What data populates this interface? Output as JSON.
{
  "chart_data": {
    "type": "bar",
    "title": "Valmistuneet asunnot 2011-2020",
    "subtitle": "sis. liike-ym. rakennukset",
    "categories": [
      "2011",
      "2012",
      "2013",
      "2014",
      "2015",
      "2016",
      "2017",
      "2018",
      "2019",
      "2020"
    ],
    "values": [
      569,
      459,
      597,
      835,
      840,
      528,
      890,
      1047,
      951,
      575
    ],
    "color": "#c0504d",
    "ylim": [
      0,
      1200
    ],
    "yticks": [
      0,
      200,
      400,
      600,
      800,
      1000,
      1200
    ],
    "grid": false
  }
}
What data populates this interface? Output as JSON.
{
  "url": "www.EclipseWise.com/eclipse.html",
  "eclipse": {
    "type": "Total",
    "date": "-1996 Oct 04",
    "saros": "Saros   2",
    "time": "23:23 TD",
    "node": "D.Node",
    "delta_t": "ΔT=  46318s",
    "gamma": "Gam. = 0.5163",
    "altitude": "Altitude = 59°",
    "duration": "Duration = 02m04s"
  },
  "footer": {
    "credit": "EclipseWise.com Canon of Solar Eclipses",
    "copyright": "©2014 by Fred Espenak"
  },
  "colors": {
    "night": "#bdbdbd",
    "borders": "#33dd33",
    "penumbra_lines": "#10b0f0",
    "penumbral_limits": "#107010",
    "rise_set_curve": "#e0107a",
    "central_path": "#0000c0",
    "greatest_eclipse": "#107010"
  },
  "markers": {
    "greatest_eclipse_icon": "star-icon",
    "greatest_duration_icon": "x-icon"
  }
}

• _What to do_
Set all of the records down again, exactly as they stand.

• _Written response_
What data populates this interface? Output as JSON.
{
  "chart_data": {
    "type": "bar",
    "title": "Valmistuneet asunnot 2011-2020",
    "subtitle": "sis. liike-ym. rakennukset",
    "categories": [
      "2011",
      "2012",
      "2013",
      "2014",
      "2015",
      "2016",
      "2017",
      "2018",
      "2019",
      "2020"
    ],
    "values": [
      569,
      459,
      597,
      835,
      840,
      528,
      890,
      1047,
      951,
      575
    ],
    "color": "#c0504d",
    "ylim": [
      0,
      1200
    ],
    "yticks": [
      0,
      200,
      400,
      600,
      800,
      1000,
      1200
    ],
    "grid": false
  }
}
What data populates this interface? Output as JSON.
{
  "url": "www.EclipseWise.com/eclipse.html",
  "eclipse": {
    "type": "Total",
    "date": "-1996 Oct 04",
    "saros": "Saros   2",
    "time": "23:23 TD",
    "node": "D.Node",
    "delta_t": "ΔT=  46318s",
    "gamma": "Gam. = 0.5163",
    "altitude": "Altitude = 59°",
    "duration": "Duration = 02m04s"
  },
  "footer": {
    "credit": "EclipseWise.com Canon of Solar Eclipses",
    "copyright": "©2014 by Fred Espenak"
  },
  "colors": {
    "night": "#bdbdbd",
    "borders": "#33dd33",
    "penumbra_lines": "#10b0f0",
    "penumbral_limits": "#107010",
    "rise_set_curve": "#e0107a",
    "central_path": "#0000c0",
    "greatest_eclipse": "#107010"
  },
  "markers": {
    "greatest_eclipse_icon": "star-icon",
    "greatest_duration_icon": "x-icon"
  }
}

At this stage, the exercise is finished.